- _Dataset records_:
================
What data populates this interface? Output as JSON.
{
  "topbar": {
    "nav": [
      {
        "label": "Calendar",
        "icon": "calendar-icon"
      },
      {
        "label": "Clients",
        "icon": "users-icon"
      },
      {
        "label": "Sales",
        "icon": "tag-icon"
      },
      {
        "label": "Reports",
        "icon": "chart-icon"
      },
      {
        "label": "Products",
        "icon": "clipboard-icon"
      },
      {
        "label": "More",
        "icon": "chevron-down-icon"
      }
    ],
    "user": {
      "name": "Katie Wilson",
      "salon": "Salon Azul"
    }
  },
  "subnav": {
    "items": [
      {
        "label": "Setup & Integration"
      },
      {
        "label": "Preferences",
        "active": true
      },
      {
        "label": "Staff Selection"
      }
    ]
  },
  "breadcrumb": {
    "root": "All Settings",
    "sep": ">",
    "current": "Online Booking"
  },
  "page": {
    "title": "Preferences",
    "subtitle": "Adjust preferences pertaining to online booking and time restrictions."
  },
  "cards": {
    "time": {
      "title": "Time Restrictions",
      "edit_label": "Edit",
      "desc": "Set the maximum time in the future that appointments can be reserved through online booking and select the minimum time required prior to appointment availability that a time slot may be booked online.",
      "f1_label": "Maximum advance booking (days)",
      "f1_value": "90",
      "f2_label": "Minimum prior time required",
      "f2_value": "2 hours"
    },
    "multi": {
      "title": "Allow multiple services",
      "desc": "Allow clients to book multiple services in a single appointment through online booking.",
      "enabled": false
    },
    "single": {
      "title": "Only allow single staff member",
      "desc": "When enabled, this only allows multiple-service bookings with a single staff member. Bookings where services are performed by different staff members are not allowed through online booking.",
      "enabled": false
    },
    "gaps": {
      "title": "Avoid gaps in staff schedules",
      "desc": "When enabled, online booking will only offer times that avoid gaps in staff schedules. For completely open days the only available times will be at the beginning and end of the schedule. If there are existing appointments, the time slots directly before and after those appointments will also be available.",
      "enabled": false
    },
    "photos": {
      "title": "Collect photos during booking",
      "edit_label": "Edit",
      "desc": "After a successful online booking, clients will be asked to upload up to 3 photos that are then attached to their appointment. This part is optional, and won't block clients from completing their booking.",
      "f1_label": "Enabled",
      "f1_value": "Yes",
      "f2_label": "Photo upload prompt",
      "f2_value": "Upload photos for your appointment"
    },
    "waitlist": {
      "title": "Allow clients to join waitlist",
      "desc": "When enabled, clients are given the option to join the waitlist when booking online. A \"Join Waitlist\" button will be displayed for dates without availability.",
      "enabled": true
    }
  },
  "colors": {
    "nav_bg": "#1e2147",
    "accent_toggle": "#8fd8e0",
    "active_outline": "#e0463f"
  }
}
================
- _GIVEN INSTRUCTION_: Consider the entries above and return each line with the string "availability".

- _OUTPUT_:
      "desc": "Set the maximum time in the future that appointments can be reserved through online booking and select the minimum time required prior to appointment availability that a time slot may be booked online.",
      "desc": "When enabled, clients are given the option to join the waitlist when booking online. A \"Join Waitlist\" button will be displayed for dates without availability.",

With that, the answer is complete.